Aim of the task: From the entries below, count the lines with "реализацию". Write only the count.

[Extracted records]
>>>>

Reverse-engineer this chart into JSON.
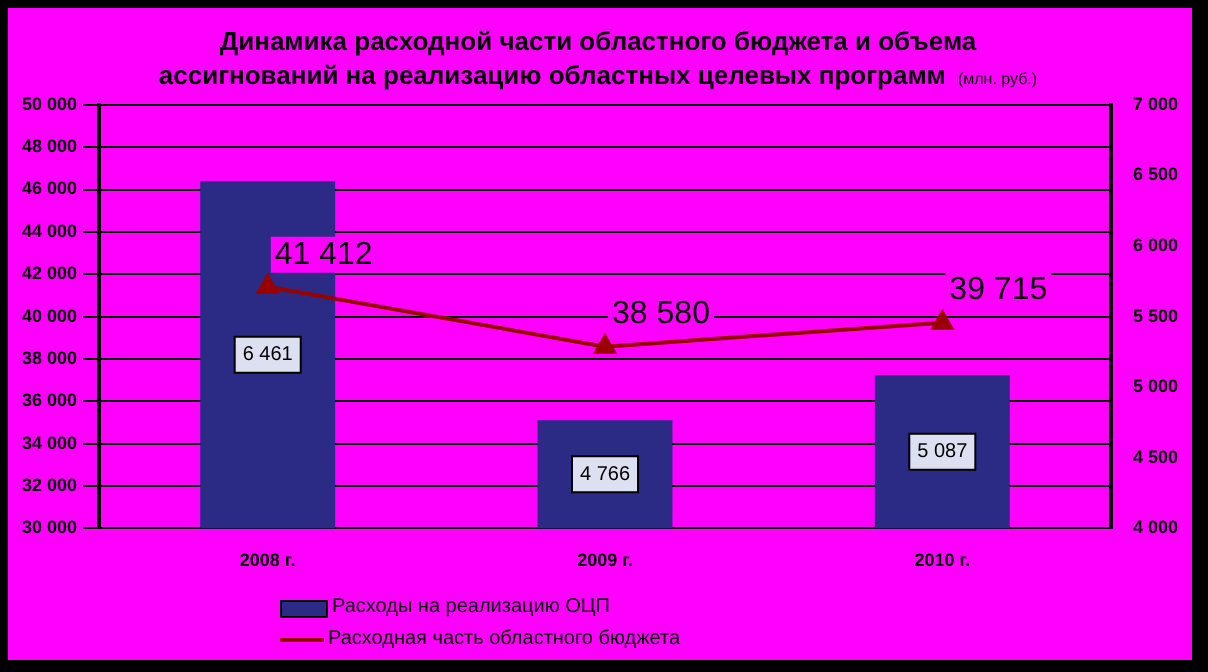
{
  "chart_data": {
    "type": "bar",
    "title": "Динамика расходной части областного бюджета и объема ассигнований на реализацию областных целевых программ",
    "annotations": [
      "(млн. руб.)"
    ],
    "categories": [
      "2008 г.",
      "2009 г.",
      "2010 г."
    ],
    "series": [
      {
        "name": "Расходы на реализацию ОЦП",
        "type": "bar",
        "axis": "y2",
        "color": "#2b2b85",
        "values": [
          6461,
          4766,
          5087
        ]
      },
      {
        "name": "Расходная часть областного бюджета",
        "type": "line",
        "axis": "y",
        "color": "#990000",
        "marker": "triangle",
        "values": [
          41412,
          38580,
          39715
        ]
      }
    ],
    "ylim": [
      30000,
      50000
    ],
    "yticks": [
      {
        "value": 30000,
        "label": "30 000"
      },
      {
        "value": 32000,
        "label": "32 000"
      },
      {
        "value": 34000,
        "label": "34 000"
      },
      {
        "value": 36000,
        "label": "36 000"
      },
      {
        "value": 38000,
        "label": "38 000"
      },
      {
        "value": 40000,
        "label": "40 000"
      },
      {
        "value": 42000,
        "label": "42 000"
      },
      {
        "value": 44000,
        "label": "44 000"
      },
      {
        "value": 46000,
        "label": "46 000"
      },
      {
        "value": 48000,
        "label": "48 000"
      },
      {
        "value": 50000,
        "label": "50 000"
      }
    ],
    "y2lim": [
      4000,
      7000
    ],
    "y2ticks": [
      {
        "value": 4000,
        "label": "4 000"
      },
      {
        "value": 4500,
        "label": "4 500"
      },
      {
        "value": 5000,
        "label": "5 000"
      },
      {
        "value": 5500,
        "label": "5 500"
      },
      {
        "value": 6000,
        "label": "6 000"
      },
      {
        "value": 6500,
        "label": "6 500"
      },
      {
        "value": 7000,
        "label": "7 000"
      }
    ],
    "grid": "y",
    "legend": "bottom",
    "data_labels": true
  }
}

<<<<

Completed exercise: 2